* **AIM**: Pick out the lines containing "JSON".

* **MATERIAL SUPPLIED**:
-- Start --

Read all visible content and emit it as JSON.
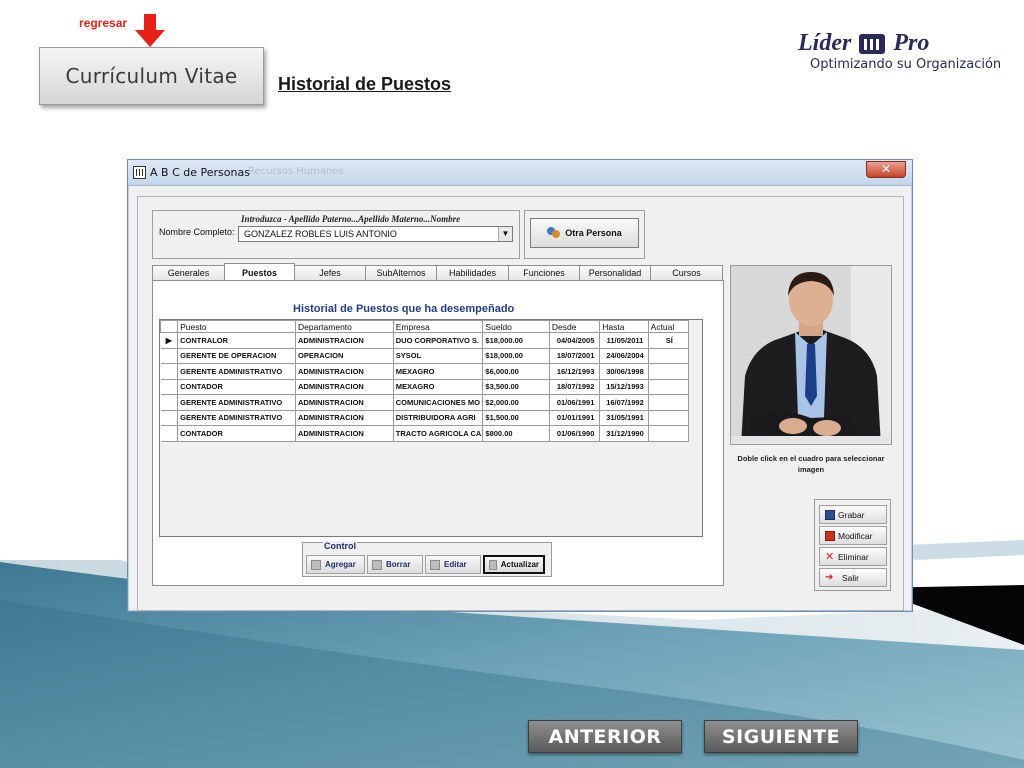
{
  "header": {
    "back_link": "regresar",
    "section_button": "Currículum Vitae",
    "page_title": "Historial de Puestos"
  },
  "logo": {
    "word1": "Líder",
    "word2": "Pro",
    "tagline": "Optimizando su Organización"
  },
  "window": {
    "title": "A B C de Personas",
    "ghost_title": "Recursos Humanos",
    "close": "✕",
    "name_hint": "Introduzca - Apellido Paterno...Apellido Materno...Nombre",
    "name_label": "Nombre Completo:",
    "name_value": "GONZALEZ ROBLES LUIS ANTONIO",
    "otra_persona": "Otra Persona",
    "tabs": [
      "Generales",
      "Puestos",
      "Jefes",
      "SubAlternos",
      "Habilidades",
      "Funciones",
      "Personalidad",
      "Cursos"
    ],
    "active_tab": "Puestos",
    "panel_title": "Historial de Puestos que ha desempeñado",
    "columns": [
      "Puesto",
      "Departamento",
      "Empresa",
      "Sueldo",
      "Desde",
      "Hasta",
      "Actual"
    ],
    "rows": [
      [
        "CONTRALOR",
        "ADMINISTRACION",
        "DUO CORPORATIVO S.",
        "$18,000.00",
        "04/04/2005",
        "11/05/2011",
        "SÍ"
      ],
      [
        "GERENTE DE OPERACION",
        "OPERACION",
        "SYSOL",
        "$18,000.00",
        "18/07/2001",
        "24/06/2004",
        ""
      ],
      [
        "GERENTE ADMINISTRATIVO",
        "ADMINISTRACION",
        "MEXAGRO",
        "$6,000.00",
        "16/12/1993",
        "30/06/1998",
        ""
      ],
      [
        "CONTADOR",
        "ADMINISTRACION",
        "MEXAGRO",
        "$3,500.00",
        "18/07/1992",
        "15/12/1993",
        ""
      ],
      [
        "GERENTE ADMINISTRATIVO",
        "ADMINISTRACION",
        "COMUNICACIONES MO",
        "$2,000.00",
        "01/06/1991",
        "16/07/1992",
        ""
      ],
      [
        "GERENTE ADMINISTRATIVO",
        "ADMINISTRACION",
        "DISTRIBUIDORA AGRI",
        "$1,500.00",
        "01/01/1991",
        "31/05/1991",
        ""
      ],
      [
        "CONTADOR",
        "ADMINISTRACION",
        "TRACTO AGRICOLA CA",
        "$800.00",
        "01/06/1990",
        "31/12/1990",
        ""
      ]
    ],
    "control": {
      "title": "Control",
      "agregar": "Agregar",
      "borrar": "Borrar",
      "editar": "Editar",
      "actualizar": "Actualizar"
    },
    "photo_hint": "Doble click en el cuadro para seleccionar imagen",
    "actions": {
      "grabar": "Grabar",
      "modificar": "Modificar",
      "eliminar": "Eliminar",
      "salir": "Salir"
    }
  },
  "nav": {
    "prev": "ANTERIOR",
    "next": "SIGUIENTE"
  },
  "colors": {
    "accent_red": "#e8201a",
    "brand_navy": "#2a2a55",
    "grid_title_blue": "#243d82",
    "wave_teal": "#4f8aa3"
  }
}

-- End --
-- Start --

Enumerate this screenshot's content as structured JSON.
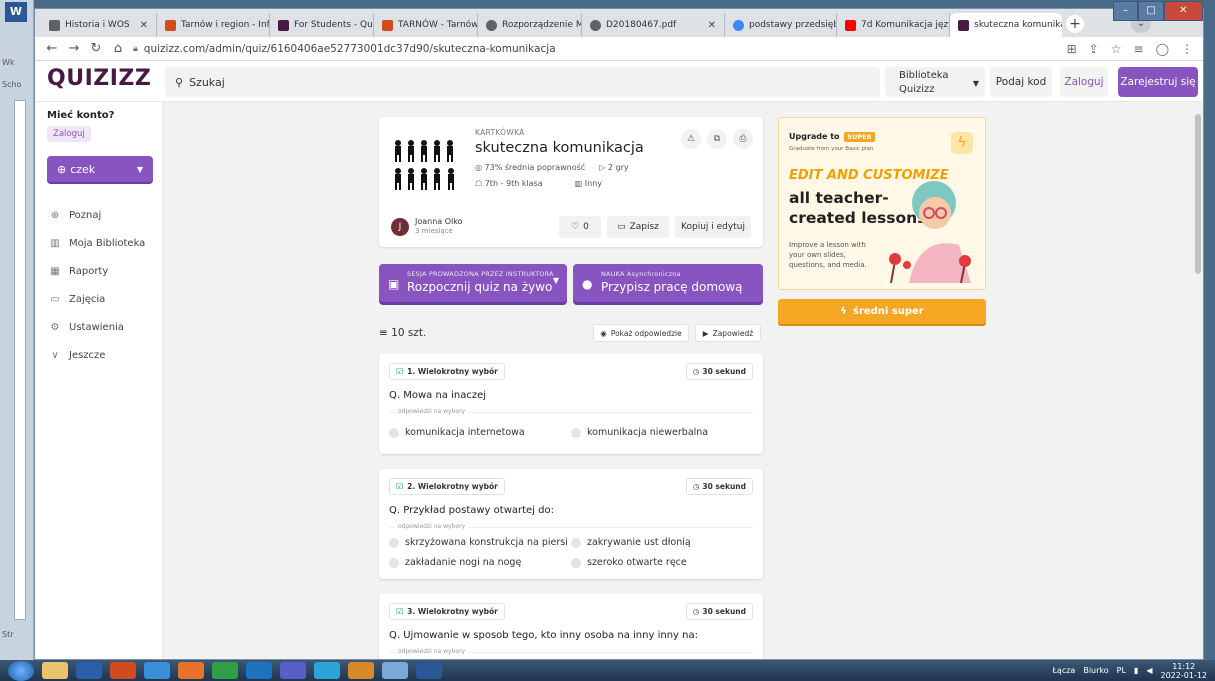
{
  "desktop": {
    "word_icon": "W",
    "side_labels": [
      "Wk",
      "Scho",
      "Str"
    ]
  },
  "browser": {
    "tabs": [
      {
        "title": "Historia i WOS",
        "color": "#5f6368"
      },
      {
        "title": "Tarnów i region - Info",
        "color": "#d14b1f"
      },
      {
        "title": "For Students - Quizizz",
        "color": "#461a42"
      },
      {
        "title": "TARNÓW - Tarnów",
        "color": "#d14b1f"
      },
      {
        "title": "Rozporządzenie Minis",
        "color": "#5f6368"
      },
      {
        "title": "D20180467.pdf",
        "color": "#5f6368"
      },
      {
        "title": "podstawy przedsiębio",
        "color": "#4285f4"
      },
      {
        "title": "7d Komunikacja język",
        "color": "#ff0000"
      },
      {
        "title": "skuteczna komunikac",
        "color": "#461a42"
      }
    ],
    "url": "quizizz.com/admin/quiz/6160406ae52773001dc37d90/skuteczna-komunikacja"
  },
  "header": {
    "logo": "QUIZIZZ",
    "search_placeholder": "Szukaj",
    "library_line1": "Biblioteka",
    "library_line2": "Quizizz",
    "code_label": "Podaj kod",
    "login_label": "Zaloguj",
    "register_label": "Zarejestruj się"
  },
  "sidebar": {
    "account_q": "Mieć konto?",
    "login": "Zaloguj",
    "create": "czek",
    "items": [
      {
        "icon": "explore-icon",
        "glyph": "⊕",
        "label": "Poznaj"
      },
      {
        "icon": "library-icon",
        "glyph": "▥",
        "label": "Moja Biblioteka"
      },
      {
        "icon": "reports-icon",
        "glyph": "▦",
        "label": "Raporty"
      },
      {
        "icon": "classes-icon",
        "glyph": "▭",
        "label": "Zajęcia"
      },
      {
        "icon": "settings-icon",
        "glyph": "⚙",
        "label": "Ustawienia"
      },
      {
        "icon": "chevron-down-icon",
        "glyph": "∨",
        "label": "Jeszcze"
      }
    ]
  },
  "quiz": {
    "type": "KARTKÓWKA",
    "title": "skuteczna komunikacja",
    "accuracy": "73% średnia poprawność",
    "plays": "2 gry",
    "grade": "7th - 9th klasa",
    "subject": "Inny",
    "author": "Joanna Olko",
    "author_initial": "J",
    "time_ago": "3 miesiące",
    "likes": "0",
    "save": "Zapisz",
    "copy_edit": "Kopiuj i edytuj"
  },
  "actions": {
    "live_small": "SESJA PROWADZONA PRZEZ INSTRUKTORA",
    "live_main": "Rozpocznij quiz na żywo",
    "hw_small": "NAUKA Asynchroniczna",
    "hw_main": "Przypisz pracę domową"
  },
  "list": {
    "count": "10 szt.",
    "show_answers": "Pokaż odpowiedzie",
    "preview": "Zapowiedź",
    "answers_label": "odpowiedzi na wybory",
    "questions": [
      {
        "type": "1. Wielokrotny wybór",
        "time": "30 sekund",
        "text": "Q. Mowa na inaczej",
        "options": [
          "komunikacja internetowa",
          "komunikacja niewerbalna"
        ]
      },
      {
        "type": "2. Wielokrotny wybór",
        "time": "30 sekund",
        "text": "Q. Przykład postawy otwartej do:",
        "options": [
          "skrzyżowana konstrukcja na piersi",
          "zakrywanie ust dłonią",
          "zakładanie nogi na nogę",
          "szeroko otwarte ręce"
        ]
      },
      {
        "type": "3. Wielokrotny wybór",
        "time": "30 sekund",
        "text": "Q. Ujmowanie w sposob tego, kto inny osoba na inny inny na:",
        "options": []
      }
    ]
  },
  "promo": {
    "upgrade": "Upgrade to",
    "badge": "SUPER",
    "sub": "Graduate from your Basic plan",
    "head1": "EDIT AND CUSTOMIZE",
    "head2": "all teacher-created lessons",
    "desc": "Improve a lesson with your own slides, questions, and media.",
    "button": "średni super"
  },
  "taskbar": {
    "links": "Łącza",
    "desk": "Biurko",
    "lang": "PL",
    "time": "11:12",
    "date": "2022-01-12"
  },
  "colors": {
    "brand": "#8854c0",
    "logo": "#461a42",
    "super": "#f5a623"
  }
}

-- End --

* **EXERCISE ANSWER**:
Read all visible content and emit it as JSON.
Enumerate this screenshot's content as structured JSON.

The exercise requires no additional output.